Supplied material —
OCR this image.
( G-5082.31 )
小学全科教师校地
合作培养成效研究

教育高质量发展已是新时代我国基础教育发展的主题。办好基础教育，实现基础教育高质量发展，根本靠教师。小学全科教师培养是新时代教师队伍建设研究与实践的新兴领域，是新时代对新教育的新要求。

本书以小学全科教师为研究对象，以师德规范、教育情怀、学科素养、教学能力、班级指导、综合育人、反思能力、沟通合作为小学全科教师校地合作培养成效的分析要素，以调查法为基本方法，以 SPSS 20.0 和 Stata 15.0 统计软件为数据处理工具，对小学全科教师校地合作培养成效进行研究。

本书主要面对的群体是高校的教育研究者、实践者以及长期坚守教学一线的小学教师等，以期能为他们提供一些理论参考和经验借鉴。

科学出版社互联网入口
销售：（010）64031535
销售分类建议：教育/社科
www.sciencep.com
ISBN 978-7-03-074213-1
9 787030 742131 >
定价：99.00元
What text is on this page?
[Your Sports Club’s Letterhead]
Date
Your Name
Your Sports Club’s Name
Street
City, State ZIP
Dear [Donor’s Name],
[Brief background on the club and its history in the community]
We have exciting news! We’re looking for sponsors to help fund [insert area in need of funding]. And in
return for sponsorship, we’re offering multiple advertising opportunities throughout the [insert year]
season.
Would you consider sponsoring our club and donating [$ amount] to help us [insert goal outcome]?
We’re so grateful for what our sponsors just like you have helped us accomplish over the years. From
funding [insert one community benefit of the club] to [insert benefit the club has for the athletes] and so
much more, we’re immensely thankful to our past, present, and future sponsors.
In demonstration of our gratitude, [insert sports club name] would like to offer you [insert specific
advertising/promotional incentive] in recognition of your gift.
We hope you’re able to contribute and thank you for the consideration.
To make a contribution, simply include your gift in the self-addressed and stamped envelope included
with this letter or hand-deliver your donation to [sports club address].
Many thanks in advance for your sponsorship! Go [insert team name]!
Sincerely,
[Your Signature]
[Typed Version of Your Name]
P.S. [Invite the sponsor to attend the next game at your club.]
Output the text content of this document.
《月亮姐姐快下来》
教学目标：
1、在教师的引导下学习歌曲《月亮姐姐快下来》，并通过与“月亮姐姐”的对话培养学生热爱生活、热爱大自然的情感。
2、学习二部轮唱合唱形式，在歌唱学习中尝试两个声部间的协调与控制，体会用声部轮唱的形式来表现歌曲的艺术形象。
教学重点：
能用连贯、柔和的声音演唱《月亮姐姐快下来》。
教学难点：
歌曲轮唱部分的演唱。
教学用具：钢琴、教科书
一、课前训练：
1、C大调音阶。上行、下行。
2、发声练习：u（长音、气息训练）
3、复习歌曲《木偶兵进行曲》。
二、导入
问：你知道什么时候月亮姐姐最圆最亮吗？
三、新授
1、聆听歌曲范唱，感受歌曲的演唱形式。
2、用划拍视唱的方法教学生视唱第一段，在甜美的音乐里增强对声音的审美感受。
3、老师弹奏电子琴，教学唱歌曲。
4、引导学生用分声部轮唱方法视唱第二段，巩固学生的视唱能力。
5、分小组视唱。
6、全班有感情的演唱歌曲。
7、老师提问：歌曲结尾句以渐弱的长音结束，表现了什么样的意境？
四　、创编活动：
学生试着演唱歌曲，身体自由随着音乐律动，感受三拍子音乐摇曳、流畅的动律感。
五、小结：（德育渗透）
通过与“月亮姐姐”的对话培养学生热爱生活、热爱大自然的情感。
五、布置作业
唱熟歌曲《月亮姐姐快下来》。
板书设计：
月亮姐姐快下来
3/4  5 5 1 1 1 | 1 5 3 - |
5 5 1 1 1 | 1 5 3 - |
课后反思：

Short exercise — Looking at the data above, show all lines where the word "的对话培养学生热爱生活" occurs.

Exercise result —
1、在教师的引导下学习歌曲《月亮姐姐快下来》，并通过与“月亮姐姐”的对话培养学生热爱生活、热爱大自然的情感。
通过与“月亮姐姐”的对话培养学生热爱生活、热爱大自然的情感。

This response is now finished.